Problem to work on: Go through the records below line by line. Count the lines with "recognized" and give the count alone.
---- Record excerpts
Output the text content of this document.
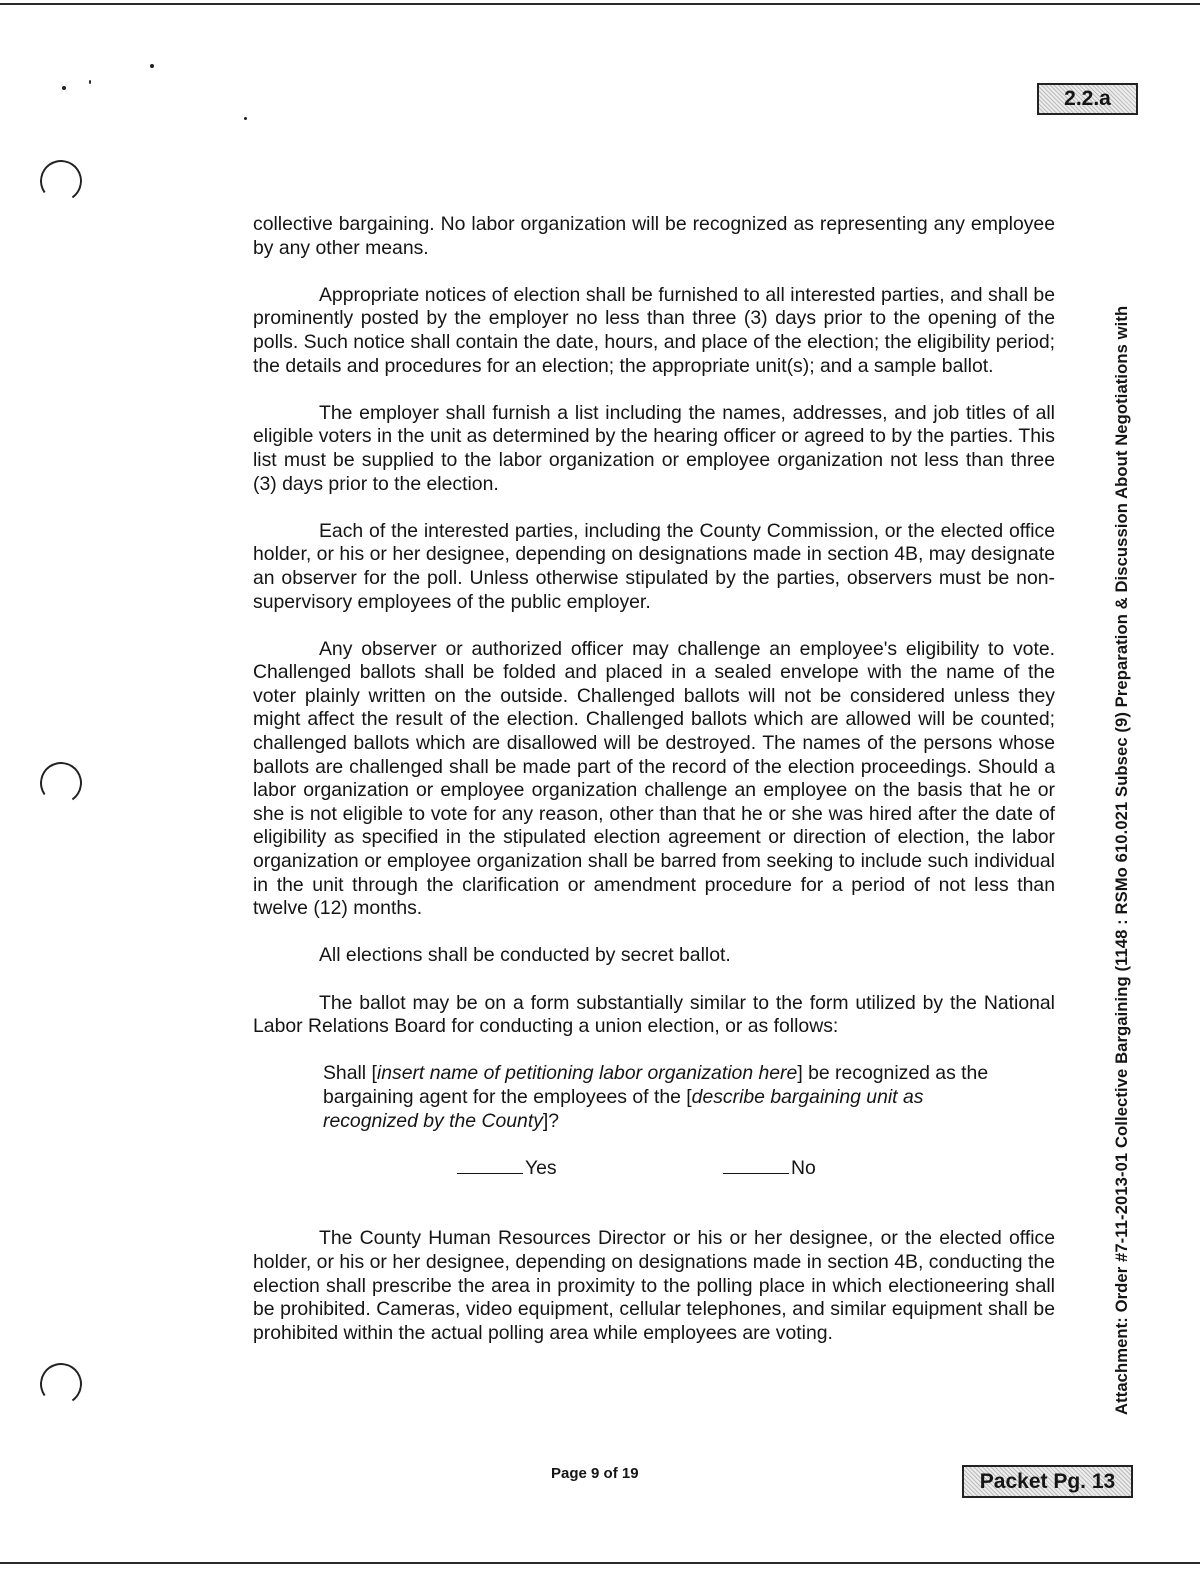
2.2.a
Attachment: Order #7-11-2013-01 Collective Bargaining (1148 : RSMo 610.021 Subsec (9) Preparation & Discussion About Negotiations with

collective bargaining. No labor organization will be recognized as representing any employee by any other means.

Appropriate notices of election shall be furnished to all interested parties, and shall be prominently posted by the employer no less than three (3) days prior to the opening of the polls. Such notice shall contain the date, hours, and place of the election; the eligibility period; the details and procedures for an election; the appropriate unit(s); and a sample ballot.

The employer shall furnish a list including the names, addresses, and job titles of all eligible voters in the unit as determined by the hearing officer or agreed to by the parties. This list must be supplied to the labor organization or employee organization not less than three (3) days prior to the election.

Each of the interested parties, including the County Commission, or the elected office holder, or his or her designee, depending on designations made in section 4B, may designate an observer for the poll. Unless otherwise stipulated by the parties, observers must be non-supervisory employees of the public employer.

Any observer or authorized officer may challenge an employee's eligibility to vote. Challenged ballots shall be folded and placed in a sealed envelope with the name of the voter plainly written on the outside. Challenged ballots will not be considered unless they might affect the result of the election. Challenged ballots which are allowed will be counted; challenged ballots which are disallowed will be destroyed. The names of the persons whose ballots are challenged shall be made part of the record of the election proceedings. Should a labor organization or employee organization challenge an employee on the basis that he or she is not eligible to vote for any reason, other than that he or she was hired after the date of eligibility as specified in the stipulated election agreement or direction of election, the labor organization or employee organization shall be barred from seeking to include such individual in the unit through the clarification or amendment procedure for a period of not less than twelve (12) months.

All elections shall be conducted by secret ballot.

The ballot may be on a form substantially similar to the form utilized by the National Labor Relations Board for conducting a union election, or as follows:

Shall [insert name of petitioning labor organization here] be recognized as the bargaining agent for the employees of the [describe bargaining unit as recognized by the County]?
Yes	No

The County Human Resources Director or his or her designee, or the elected office holder, or his or her designee, depending on designations made in section 4B, conducting the election shall prescribe the area in proximity to the polling place in which electioneering shall be prohibited. Cameras, video equipment, cellular telephones, and similar equipment shall be prohibited within the actual polling area while employees are voting.

Page 9 of 19	Packet Pg. 13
--------
Answer to this exercise: 2